* _DATA SHOWN_:
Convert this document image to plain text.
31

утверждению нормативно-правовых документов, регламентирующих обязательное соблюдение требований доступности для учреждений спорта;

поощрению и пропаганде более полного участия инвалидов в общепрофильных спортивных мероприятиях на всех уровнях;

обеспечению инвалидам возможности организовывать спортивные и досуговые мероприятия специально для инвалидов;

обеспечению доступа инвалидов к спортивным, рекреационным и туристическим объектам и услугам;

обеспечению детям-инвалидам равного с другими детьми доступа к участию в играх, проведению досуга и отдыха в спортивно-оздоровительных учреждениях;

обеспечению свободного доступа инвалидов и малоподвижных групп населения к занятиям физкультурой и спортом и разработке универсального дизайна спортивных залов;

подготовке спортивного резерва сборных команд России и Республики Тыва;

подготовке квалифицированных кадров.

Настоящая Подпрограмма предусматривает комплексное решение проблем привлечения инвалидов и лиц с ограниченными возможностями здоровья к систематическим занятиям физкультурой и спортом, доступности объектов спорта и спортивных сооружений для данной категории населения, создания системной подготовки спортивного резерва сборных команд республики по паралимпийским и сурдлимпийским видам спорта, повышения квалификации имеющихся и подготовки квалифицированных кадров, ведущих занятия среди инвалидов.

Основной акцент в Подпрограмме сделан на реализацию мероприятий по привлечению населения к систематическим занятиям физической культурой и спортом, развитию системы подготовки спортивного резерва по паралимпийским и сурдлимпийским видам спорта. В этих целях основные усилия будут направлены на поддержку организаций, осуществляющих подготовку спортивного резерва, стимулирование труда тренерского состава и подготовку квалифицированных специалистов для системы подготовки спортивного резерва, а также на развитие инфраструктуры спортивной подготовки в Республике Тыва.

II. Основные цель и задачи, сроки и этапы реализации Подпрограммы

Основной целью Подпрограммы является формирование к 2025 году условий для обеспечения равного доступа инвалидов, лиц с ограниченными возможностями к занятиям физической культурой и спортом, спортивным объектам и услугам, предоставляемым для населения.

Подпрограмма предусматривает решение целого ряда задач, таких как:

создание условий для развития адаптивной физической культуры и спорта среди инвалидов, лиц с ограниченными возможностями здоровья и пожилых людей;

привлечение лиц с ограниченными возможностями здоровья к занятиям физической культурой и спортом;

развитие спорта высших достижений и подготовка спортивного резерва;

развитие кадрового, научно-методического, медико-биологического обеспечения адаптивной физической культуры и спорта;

...

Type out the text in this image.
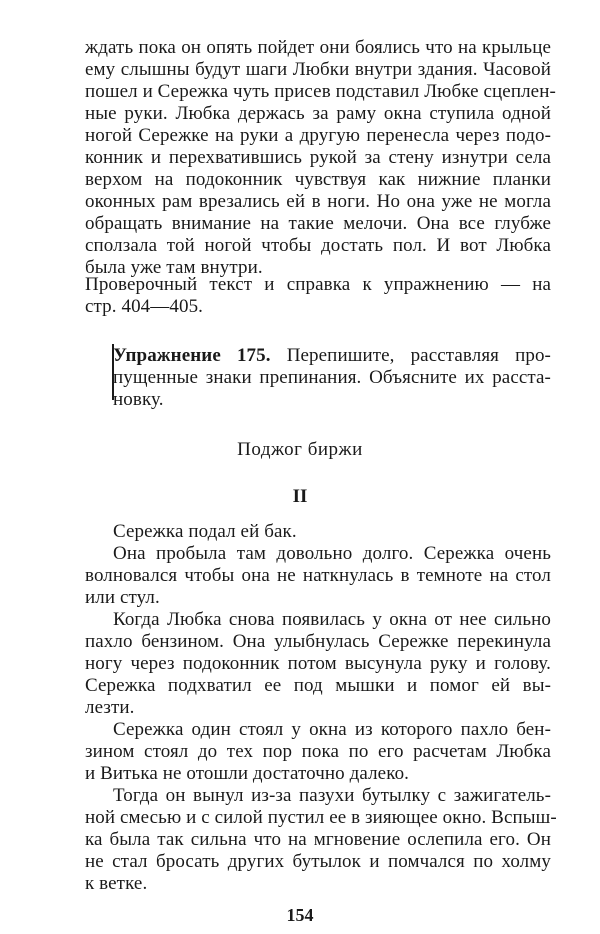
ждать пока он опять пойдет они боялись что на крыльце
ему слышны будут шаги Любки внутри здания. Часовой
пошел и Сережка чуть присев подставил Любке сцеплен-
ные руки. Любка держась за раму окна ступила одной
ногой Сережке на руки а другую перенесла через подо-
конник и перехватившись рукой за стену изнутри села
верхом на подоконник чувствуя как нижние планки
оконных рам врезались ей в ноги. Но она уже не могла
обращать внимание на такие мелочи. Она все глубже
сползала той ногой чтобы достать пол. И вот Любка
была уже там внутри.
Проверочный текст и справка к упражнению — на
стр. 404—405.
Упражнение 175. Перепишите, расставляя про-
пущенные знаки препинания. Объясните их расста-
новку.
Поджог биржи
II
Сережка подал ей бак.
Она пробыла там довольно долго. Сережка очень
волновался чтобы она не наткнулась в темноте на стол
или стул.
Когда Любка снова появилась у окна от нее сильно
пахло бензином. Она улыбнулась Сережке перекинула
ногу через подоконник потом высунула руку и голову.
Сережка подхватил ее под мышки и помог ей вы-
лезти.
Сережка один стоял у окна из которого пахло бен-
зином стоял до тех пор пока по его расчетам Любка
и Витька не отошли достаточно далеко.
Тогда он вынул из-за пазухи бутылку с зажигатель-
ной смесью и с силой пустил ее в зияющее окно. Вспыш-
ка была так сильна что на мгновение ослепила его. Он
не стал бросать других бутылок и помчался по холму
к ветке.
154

* _PROBLEM TO SOLVE_:
Look through the entries and return every line where "Сережка" appears.

* _REPLY TO THE EXERCISE_:
пошел и Сережка чуть присев подставил Любке сцеплен-
Сережка подал ей бак.
Она пробыла там довольно долго. Сережка очень
Сережка подхватил ее под мышки и помог ей вы-
Сережка один стоял у окна из которого пахло бен-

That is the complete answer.